**EXERCISE TASK:** Turn everything from the start of the records down to the line containing "blog-title: Choose your", including both ends, into a Markdown table with the columns Row and Line. Put a row number in Row and the line itself in Line, and leave out any blank lines.

• • • • •

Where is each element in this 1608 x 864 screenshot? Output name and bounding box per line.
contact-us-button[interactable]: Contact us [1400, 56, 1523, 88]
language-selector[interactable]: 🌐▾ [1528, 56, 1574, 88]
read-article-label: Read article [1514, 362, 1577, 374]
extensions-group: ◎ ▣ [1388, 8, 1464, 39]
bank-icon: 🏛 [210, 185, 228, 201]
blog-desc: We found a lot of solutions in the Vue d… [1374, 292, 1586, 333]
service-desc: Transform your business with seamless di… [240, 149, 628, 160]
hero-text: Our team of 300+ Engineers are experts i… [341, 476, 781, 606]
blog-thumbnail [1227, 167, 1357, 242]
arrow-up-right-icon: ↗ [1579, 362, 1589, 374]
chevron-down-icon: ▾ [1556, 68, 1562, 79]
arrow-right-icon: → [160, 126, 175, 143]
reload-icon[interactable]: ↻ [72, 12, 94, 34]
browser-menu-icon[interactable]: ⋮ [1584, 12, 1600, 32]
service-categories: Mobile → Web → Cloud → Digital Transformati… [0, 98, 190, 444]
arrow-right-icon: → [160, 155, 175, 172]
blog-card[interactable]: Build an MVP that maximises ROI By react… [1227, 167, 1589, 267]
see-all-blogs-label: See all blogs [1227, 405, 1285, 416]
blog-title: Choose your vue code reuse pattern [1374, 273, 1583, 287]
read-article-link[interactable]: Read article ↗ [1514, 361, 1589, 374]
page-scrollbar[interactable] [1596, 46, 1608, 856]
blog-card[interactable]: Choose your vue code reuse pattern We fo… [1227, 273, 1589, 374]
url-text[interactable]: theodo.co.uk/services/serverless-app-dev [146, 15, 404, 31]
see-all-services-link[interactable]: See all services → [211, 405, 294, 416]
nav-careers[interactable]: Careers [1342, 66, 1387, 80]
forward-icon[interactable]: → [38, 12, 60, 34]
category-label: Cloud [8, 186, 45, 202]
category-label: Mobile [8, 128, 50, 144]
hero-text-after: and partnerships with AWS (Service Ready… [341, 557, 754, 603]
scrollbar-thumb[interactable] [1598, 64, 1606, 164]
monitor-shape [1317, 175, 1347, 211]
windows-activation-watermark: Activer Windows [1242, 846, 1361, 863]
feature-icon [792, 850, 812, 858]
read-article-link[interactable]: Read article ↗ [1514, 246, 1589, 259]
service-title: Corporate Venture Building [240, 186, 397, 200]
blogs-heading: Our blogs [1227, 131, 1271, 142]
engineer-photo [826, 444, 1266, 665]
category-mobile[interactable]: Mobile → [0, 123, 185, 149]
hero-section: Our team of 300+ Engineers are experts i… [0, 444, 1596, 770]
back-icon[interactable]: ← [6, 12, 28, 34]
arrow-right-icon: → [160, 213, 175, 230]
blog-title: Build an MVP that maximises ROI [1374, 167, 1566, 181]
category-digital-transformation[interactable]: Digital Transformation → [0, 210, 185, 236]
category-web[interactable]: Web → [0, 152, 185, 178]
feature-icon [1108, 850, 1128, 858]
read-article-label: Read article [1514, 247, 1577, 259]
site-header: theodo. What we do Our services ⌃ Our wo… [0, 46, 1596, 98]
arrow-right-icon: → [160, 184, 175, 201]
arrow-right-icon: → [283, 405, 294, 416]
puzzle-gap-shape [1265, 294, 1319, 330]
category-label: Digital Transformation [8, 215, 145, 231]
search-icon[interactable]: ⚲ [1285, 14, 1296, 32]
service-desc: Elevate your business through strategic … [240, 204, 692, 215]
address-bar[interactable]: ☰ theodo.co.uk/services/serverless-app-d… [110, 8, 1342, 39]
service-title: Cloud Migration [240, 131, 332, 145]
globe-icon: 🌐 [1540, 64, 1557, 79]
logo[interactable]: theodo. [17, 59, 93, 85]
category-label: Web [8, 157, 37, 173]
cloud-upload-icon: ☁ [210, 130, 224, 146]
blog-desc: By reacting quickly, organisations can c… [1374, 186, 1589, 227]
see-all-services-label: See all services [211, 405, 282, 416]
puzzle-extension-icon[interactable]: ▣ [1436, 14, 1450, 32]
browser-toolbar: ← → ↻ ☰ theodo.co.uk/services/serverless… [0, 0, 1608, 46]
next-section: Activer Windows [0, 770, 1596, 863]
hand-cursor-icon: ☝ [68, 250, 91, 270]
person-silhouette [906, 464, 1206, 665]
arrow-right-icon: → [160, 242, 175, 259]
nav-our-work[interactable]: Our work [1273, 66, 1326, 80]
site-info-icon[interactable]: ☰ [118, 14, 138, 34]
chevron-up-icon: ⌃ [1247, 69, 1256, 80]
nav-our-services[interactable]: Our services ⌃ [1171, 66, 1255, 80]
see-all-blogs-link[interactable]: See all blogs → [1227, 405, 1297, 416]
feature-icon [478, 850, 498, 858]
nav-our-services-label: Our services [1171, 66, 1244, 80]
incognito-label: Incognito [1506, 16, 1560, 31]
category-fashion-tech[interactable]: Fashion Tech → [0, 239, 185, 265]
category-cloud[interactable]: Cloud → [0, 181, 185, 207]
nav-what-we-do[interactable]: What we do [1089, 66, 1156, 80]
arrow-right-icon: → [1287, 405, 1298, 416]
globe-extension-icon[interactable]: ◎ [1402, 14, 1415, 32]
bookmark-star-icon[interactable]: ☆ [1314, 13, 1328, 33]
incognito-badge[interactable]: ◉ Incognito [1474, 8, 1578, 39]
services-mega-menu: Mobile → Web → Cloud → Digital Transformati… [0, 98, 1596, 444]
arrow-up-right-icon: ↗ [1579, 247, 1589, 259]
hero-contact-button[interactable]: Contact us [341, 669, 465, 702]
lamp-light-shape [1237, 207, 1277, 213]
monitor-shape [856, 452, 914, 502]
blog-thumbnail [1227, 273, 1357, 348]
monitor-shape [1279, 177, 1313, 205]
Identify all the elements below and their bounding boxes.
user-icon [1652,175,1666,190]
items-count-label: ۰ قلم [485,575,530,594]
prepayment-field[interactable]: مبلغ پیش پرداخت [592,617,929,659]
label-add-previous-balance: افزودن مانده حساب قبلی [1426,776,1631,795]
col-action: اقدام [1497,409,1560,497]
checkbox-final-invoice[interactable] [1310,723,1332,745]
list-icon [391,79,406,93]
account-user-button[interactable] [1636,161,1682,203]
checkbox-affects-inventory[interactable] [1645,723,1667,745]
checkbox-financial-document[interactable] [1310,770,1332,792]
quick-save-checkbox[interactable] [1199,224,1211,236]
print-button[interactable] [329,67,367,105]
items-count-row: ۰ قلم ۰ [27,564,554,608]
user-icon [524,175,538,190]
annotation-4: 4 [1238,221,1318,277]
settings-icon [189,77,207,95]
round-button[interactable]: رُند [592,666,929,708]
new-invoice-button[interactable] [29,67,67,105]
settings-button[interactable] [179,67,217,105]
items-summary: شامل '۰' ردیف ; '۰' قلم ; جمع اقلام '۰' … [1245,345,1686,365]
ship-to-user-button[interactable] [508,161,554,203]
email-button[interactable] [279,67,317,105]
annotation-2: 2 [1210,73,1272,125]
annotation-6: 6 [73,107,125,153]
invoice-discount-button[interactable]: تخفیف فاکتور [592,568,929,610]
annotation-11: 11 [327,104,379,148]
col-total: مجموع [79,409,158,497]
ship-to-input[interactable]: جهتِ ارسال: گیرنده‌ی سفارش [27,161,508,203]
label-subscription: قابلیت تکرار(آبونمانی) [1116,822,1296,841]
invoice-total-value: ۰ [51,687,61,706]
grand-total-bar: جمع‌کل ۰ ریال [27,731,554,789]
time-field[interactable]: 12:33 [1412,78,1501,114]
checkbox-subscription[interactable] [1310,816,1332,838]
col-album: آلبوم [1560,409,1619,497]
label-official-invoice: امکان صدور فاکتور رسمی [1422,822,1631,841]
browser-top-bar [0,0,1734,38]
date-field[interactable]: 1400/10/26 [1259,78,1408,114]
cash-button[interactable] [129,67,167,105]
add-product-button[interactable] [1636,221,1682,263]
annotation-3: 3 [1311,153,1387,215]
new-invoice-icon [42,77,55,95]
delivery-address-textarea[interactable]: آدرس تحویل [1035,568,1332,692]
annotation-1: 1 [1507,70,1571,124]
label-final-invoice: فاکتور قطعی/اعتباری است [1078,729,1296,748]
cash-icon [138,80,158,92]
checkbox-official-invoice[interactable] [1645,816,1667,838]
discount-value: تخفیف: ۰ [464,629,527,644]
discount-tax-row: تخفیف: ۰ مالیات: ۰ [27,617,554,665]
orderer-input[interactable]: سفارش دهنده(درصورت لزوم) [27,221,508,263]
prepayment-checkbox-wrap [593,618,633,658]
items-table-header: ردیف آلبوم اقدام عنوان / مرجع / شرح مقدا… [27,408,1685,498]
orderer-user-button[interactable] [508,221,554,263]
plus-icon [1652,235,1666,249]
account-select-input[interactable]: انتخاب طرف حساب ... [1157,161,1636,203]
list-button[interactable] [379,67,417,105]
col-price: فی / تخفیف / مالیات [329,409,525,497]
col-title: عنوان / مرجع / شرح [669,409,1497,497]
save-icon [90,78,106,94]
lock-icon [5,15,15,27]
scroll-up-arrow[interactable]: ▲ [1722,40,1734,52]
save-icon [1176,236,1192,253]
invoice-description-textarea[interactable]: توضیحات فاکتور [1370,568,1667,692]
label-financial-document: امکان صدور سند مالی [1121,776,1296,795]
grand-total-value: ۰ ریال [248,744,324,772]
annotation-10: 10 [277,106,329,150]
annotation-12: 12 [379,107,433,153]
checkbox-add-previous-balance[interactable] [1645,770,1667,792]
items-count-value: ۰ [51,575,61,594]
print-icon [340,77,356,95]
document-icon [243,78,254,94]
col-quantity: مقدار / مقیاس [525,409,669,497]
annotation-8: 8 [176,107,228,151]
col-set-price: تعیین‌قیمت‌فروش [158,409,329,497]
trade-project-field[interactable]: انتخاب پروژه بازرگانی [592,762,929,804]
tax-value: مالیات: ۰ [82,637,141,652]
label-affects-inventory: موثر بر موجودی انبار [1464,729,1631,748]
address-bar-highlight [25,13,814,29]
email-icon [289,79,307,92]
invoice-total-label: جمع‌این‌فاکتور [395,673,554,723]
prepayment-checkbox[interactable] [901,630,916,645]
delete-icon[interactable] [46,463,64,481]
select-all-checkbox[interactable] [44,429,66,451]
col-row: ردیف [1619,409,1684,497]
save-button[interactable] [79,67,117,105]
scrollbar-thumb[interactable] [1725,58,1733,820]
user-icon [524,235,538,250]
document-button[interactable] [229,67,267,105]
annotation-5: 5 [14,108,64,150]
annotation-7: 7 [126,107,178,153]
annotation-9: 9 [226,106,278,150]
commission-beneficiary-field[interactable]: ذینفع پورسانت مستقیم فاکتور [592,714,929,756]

• • • • •

**RESPONSE:**
| Row | Line |
|---|---|
| 1 | Where is each element in this 1608 x 864 screenshot? Output name and bounding box per line. |
| 2 | contact-us-button[interactable]: Contact us [1400, 56, 1523, 88] |
| 3 | language-selector[interactable]: 🌐▾ [1528, 56, 1574, 88] |
| 4 | read-article-label: Read article [1514, 362, 1577, 374] |
| 5 | extensions-group: ◎ ▣ [1388, 8, 1464, 39] |
| 6 | bank-icon: 🏛 [210, 185, 228, 201] |
| 7 | blog-desc: We found a lot of solutions in the Vue d… [1374, 292, 1586, 333] |
| 8 | service-desc: Transform your business with seamless di… [240, 149, 628, 160] |
| 9 | hero-text: Our team of 300+ Engineers are experts i… [341, 476, 781, 606] |
| 10 | blog-thumbnail [1227, 167, 1357, 242] |
| 11 | arrow-up-right-icon: ↗ [1579, 362, 1589, 374] |
| 12 | chevron-down-icon: ▾ [1556, 68, 1562, 79] |
| 13 | arrow-right-icon: → [160, 126, 175, 143] |
| 14 | reload-icon[interactable]: ↻ [72, 12, 94, 34] |
| 15 | browser-menu-icon[interactable]: ⋮ [1584, 12, 1600, 32] |
| 16 | service-categories: Mobile → Web → Cloud → Digital Transformati… [0, 98, 190, 444] |
| 17 | arrow-right-icon: → [160, 155, 175, 172] |
| 18 | blog-card[interactable]: Build an MVP that maximises ROI By react… [1227, 167, 1589, 267] |
| 19 | see-all-blogs-label: See all blogs [1227, 405, 1285, 416] |
| 20 | blog-title: Choose your vue code reuse pattern [1374, 273, 1583, 287] |